(Data entries)
━━━

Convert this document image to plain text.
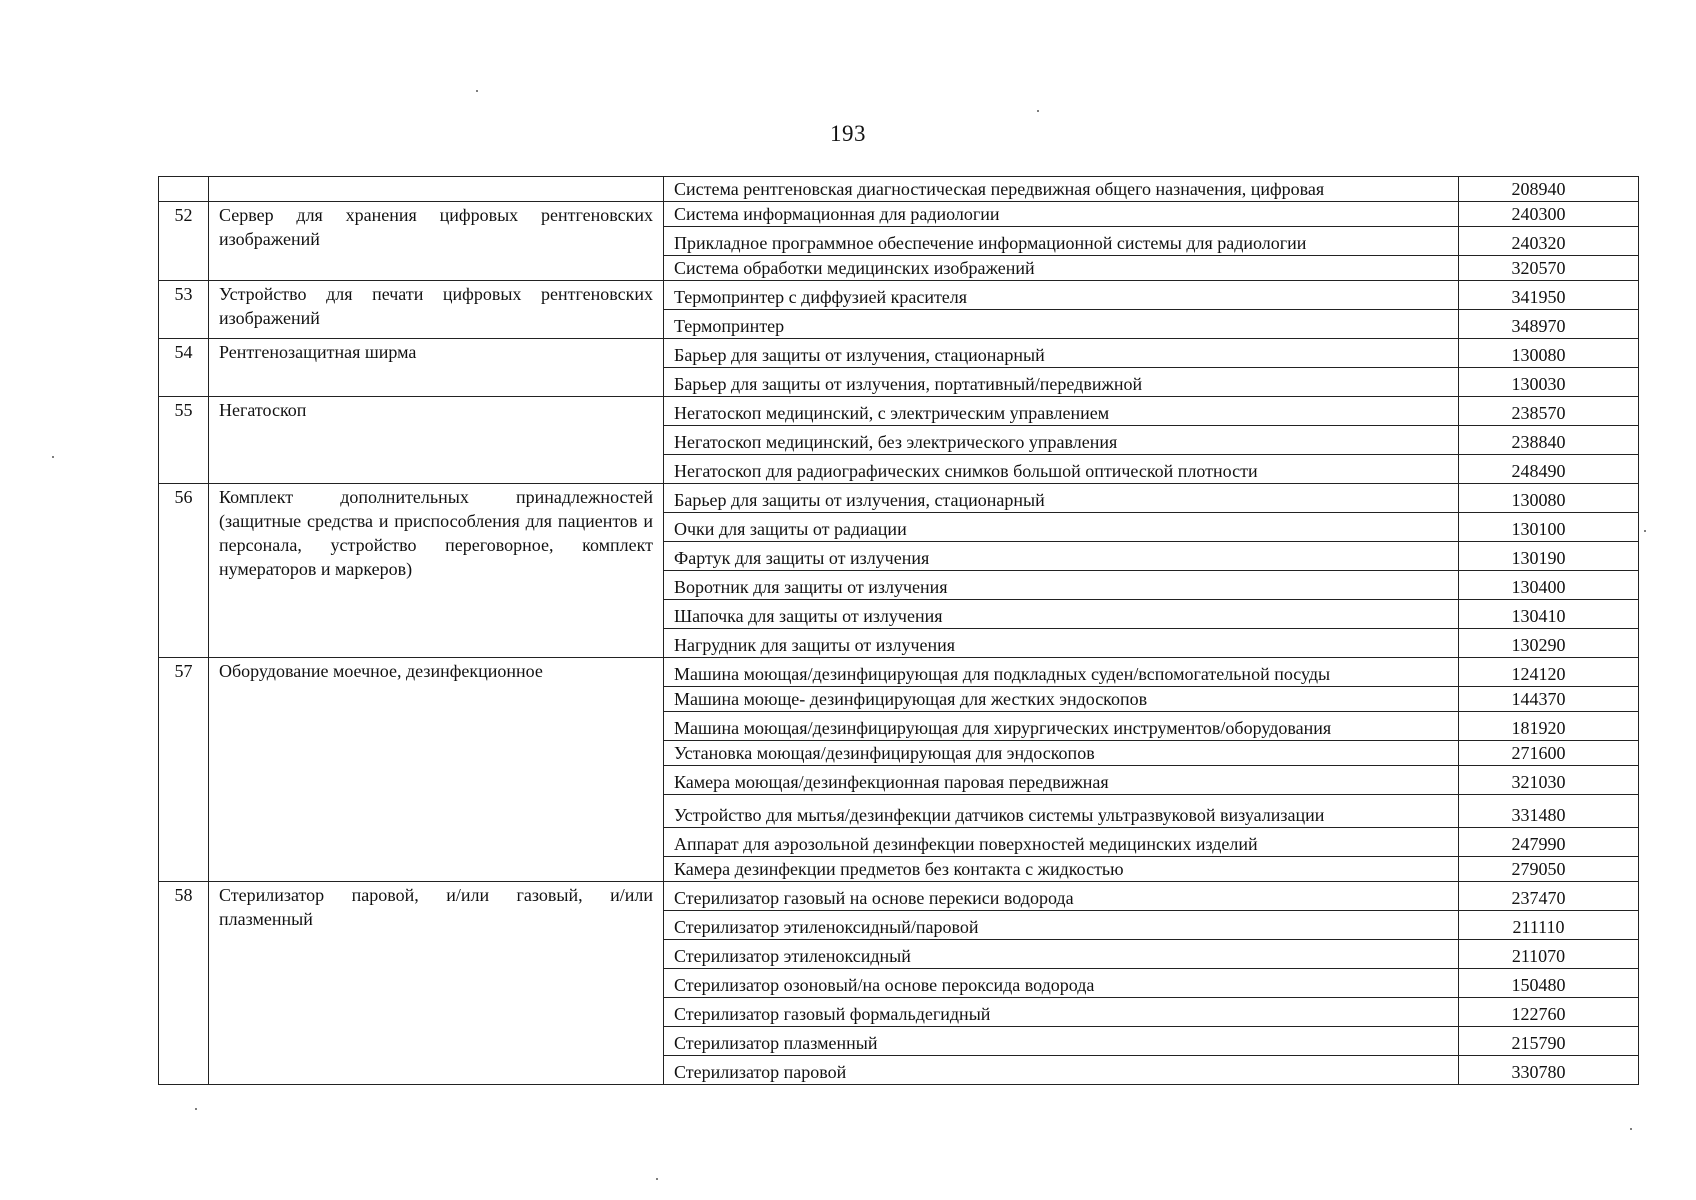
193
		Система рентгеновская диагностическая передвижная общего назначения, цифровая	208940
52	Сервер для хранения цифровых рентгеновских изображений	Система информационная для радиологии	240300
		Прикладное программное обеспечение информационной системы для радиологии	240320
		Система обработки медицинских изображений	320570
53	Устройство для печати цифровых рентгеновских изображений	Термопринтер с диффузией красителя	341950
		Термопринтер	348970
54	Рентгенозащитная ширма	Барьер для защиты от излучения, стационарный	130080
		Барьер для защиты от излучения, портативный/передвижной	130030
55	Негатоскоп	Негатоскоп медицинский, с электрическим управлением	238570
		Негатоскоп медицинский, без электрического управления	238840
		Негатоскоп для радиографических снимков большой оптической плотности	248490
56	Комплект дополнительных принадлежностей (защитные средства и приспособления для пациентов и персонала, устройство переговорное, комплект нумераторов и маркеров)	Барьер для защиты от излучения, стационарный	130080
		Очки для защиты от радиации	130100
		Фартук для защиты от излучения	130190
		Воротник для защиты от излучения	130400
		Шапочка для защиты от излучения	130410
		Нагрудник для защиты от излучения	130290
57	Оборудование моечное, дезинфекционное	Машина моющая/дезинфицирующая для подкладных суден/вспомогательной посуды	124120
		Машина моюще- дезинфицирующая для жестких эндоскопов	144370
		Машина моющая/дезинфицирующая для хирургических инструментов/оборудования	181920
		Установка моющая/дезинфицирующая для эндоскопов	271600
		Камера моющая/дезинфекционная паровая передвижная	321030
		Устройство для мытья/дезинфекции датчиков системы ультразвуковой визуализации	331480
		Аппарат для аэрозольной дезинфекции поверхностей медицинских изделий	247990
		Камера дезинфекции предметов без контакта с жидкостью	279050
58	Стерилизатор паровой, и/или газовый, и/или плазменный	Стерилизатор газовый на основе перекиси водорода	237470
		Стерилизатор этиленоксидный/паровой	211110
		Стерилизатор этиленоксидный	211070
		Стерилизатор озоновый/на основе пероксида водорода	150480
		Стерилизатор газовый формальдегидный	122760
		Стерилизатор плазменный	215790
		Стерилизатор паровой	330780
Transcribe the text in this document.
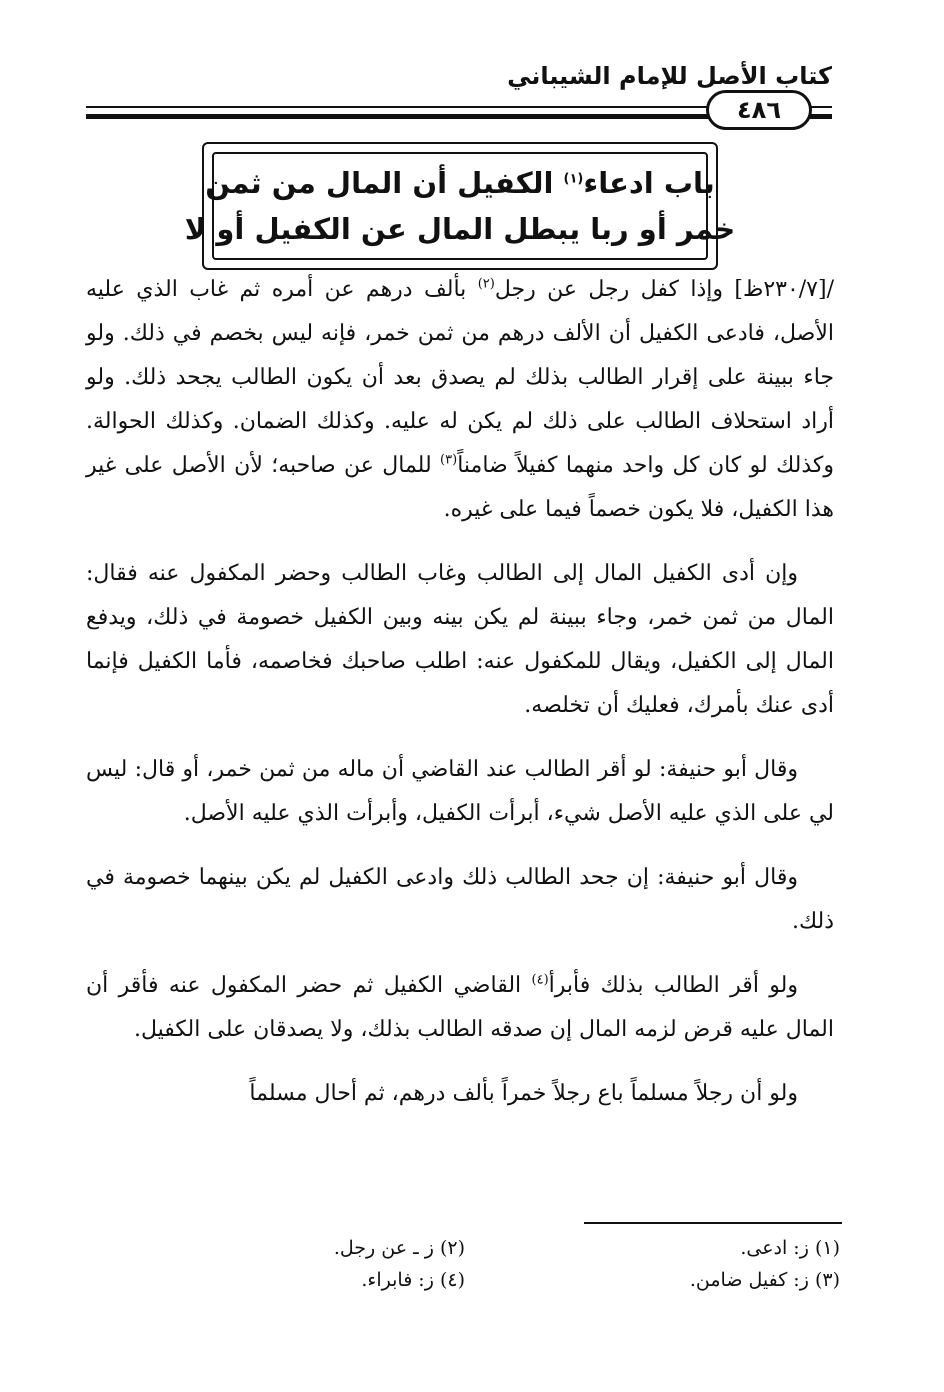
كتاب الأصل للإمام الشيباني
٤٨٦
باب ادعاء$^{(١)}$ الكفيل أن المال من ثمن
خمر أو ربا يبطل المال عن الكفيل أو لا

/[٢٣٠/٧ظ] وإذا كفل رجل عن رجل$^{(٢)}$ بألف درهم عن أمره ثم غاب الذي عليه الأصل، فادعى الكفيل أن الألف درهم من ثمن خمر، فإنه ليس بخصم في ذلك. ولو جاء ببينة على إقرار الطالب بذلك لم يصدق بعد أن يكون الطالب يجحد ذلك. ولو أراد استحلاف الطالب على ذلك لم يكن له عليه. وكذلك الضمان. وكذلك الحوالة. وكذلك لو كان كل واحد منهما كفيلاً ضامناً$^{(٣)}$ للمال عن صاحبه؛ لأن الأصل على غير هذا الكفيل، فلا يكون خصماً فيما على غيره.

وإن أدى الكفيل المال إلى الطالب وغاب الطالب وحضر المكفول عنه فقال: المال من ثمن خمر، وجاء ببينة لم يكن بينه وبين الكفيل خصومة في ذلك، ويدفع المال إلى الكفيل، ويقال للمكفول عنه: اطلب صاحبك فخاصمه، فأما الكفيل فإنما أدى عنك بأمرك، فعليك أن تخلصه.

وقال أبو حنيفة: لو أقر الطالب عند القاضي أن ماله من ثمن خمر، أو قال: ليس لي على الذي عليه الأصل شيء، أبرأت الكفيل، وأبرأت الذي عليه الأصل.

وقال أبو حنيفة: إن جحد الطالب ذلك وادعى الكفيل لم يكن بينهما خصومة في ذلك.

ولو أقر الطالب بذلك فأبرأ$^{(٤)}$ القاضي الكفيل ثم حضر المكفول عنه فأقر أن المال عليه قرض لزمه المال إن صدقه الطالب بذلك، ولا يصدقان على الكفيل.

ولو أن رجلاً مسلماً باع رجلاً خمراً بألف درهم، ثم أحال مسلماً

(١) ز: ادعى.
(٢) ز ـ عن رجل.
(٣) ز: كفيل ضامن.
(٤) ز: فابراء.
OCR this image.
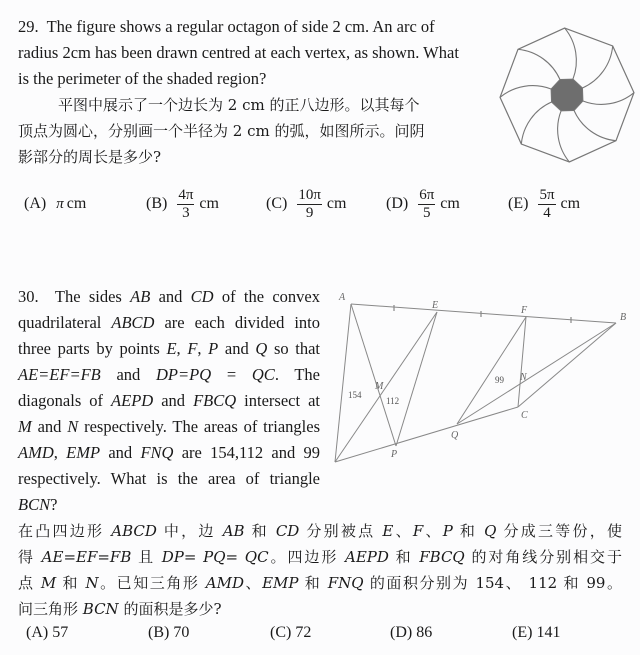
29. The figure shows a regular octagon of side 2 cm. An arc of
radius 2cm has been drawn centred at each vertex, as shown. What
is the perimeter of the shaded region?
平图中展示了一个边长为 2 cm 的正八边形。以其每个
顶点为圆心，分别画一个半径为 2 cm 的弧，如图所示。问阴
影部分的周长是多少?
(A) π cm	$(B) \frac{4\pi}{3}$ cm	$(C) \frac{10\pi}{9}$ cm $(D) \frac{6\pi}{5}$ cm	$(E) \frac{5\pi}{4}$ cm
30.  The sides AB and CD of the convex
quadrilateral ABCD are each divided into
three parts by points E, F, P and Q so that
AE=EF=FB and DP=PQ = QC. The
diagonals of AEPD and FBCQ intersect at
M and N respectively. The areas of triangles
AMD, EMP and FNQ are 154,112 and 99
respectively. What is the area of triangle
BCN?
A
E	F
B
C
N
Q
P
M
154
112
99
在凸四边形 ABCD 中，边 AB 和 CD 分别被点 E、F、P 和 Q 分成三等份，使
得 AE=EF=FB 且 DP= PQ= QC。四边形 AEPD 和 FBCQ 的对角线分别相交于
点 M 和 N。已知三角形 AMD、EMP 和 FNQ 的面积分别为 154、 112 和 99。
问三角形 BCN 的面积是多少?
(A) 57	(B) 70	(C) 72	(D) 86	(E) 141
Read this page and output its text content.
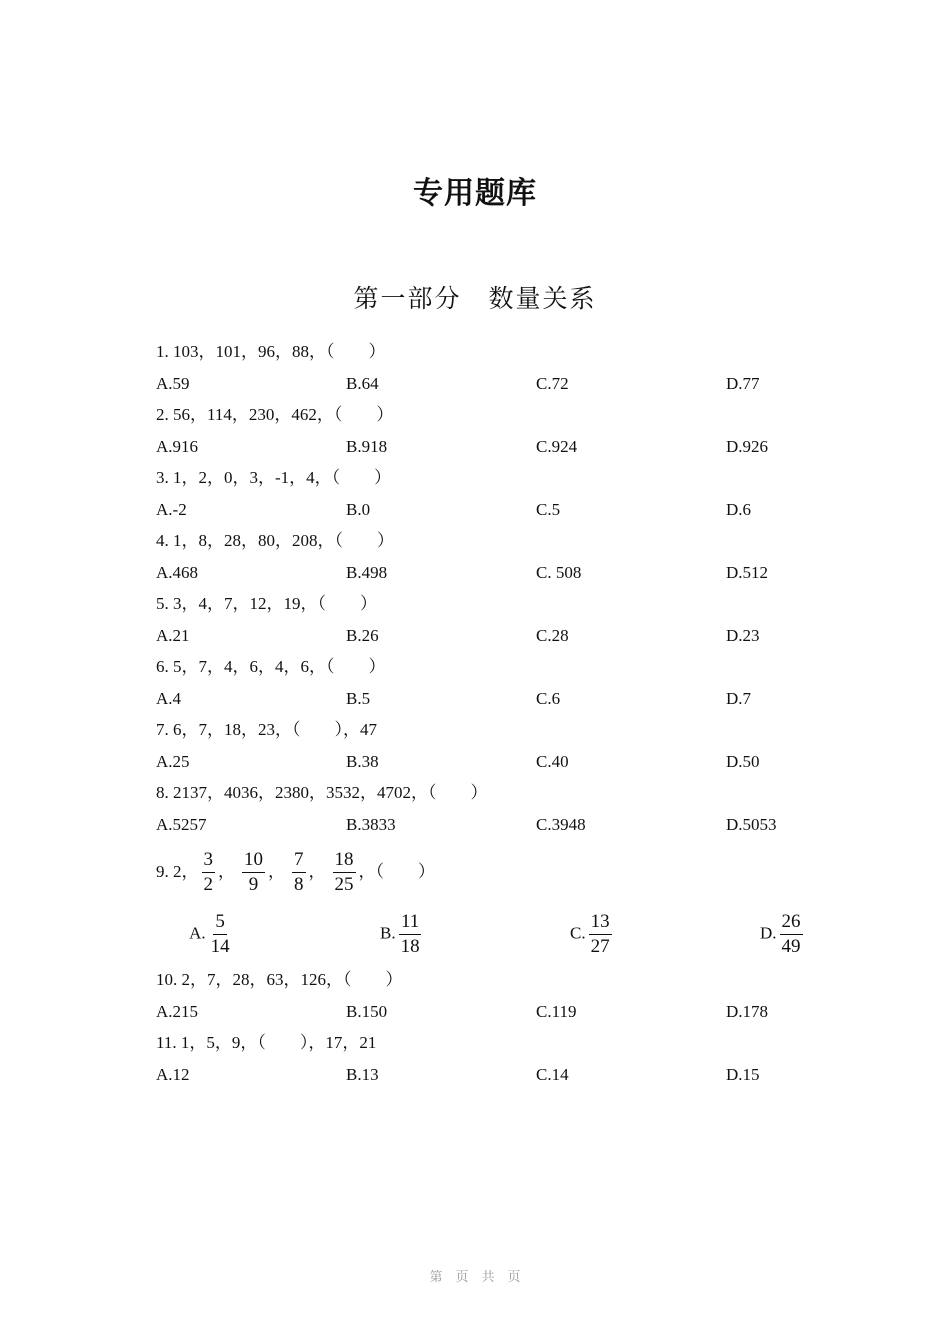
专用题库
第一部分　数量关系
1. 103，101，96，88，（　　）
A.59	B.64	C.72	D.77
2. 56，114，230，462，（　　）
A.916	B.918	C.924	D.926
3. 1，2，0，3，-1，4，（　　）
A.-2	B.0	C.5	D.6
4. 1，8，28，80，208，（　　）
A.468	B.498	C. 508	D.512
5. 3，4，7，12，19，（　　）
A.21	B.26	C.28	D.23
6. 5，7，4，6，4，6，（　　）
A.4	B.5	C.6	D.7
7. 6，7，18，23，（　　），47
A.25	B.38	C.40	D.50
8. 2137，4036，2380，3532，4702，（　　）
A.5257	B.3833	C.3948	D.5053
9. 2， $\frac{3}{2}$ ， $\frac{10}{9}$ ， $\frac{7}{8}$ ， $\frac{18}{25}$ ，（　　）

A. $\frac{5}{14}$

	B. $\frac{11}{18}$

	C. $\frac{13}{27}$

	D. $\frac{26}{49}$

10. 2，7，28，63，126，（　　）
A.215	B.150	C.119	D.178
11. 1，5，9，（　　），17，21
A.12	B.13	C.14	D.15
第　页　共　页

━━━

Task instructions: The lines to be extracted begin at the line containing "Read this page and output its text content." and continue through the final line of the material above, both ends included. Reproduce them exactly, without the pictures.

Result of this exercise:
Read this page and output its text content.
专用题库
第一部分　数量关系
1. 103，101，96，88，（　　）
A.59	B.64	C.72	D.77
2. 56，114，230，462，（　　）
A.916	B.918	C.924	D.926
3. 1，2，0，3，-1，4，（　　）
A.-2	B.0	C.5	D.6
4. 1，8，28，80，208，（　　）
A.468	B.498	C. 508	D.512
5. 3，4，7，12，19，（　　）
A.21	B.26	C.28	D.23
6. 5，7，4，6，4，6，（　　）
A.4	B.5	C.6	D.7
7. 6，7，18，23，（　　），47
A.25	B.38	C.40	D.50
8. 2137，4036，2380，3532，4702，（　　）
A.5257	B.3833	C.3948	D.5053
9. 2， $\frac{3}{2}$ ， $\frac{10}{9}$ ， $\frac{7}{8}$ ， $\frac{18}{25}$ ，（　　）

A. $\frac{5}{14}$

	B. $\frac{11}{18}$

	C. $\frac{13}{27}$

	D. $\frac{26}{49}$

10. 2，7，28，63，126，（　　）
A.215	B.150	C.119	D.178
11. 1，5，9，（　　），17，21
A.12	B.13	C.14	D.15
第　页　共　页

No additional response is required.